Work to be completed - Skip the images and return the records below exactly.

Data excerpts
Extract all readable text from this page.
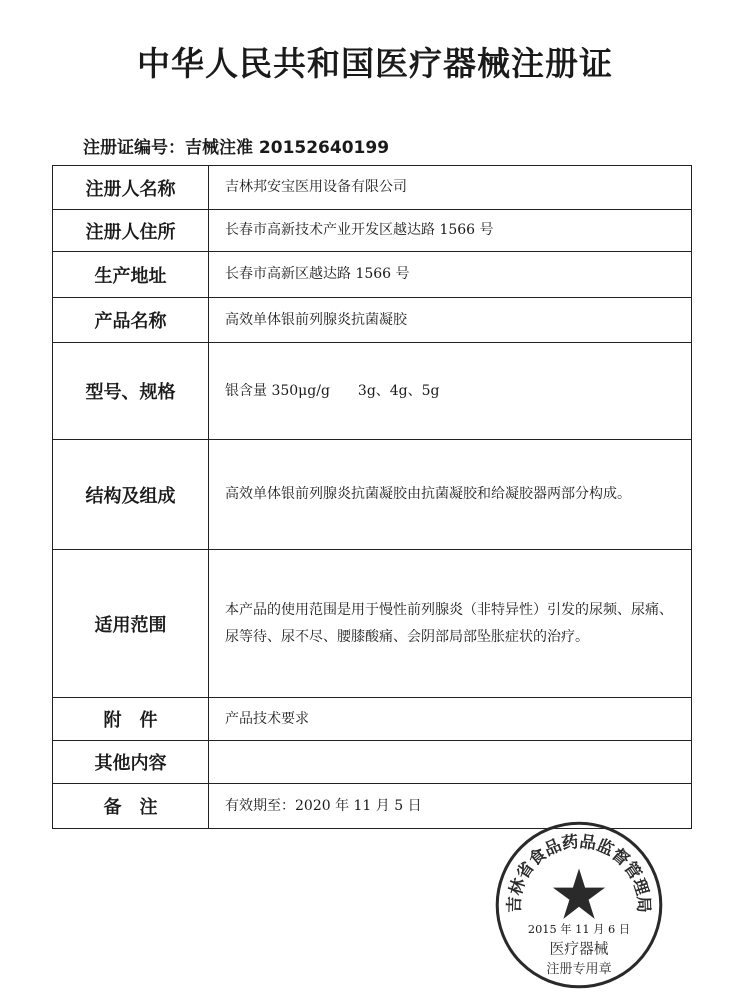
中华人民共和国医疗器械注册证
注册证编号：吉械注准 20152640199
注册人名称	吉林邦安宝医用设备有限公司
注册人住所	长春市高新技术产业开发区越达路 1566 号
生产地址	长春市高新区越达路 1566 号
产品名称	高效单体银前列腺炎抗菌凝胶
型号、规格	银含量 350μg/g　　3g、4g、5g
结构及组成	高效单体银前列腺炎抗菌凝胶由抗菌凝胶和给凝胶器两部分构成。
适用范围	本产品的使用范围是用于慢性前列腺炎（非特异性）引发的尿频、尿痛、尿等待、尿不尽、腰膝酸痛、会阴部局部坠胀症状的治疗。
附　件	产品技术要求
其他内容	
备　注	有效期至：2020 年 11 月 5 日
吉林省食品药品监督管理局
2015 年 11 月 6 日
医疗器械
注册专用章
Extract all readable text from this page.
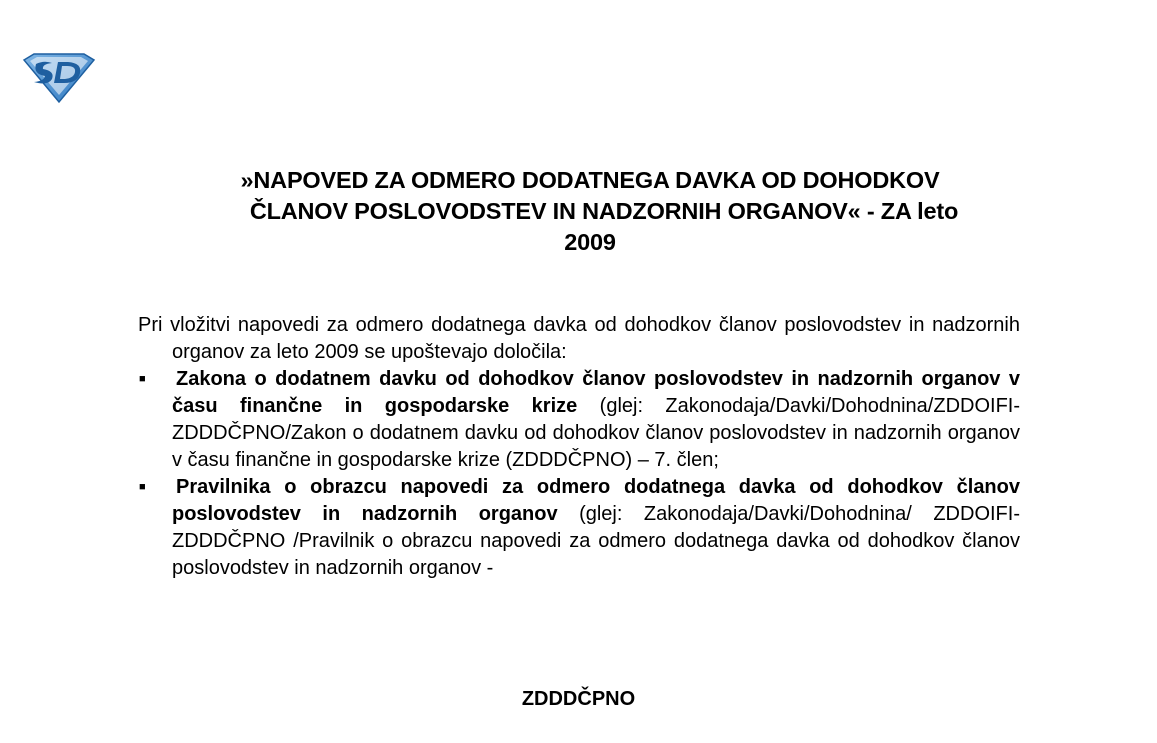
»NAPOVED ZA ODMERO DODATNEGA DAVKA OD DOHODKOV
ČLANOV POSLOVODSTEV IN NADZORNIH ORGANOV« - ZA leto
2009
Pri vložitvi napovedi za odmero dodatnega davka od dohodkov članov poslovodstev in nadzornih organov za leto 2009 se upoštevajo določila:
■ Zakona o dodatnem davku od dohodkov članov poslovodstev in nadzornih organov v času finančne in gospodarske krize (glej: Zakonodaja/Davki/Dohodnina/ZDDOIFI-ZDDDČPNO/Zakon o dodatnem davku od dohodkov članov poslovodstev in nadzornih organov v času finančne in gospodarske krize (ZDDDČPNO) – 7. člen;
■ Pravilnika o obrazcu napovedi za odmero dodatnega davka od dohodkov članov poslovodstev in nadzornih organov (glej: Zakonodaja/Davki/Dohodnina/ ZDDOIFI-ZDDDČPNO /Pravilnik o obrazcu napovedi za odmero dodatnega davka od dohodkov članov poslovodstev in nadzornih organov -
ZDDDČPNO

Complete response -
Extract all readable text from this page.
中华人民共和国医疗器械注册证
注册证编号：吉械注准 20152640199
注册人名称	吉林邦安宝医用设备有限公司
注册人住所	长春市高新技术产业开发区越达路 1566 号
生产地址	长春市高新区越达路 1566 号
产品名称	高效单体银前列腺炎抗菌凝胶
型号、规格	银含量 350μg/g　　3g、4g、5g
结构及组成	高效单体银前列腺炎抗菌凝胶由抗菌凝胶和给凝胶器两部分构成。
适用范围	本产品的使用范围是用于慢性前列腺炎（非特异性）引发的尿频、尿痛、尿等待、尿不尽、腰膝酸痛、会阴部局部坠胀症状的治疗。
附　件	产品技术要求
其他内容	
备　注	有效期至：2020 年 11 月 5 日
吉林省食品药品监督管理局
2015 年 11 月 6 日
医疗器械
注册专用章
Extract all readable text from this page.
»NAPOVED ZA ODMERO DODATNEGA DAVKA OD DOHODKOV
ČLANOV POSLOVODSTEV IN NADZORNIH ORGANOV« - ZA leto
2009
Pri vložitvi napovedi za odmero dodatnega davka od dohodkov članov poslovodstev in nadzornih organov za leto 2009 se upoštevajo določila:
■ Zakona o dodatnem davku od dohodkov članov poslovodstev in nadzornih organov v času finančne in gospodarske krize (glej: Zakonodaja/Davki/Dohodnina/ZDDOIFI-ZDDDČPNO/Zakon o dodatnem davku od dohodkov članov poslovodstev in nadzornih organov v času finančne in gospodarske krize (ZDDDČPNO) – 7. člen;
■ Pravilnika o obrazcu napovedi za odmero dodatnega davka od dohodkov članov poslovodstev in nadzornih organov (glej: Zakonodaja/Davki/Dohodnina/ ZDDOIFI-ZDDDČPNO /Pravilnik o obrazcu napovedi za odmero dodatnega davka od dohodkov članov poslovodstev in nadzornih organov -
ZDDDČPNO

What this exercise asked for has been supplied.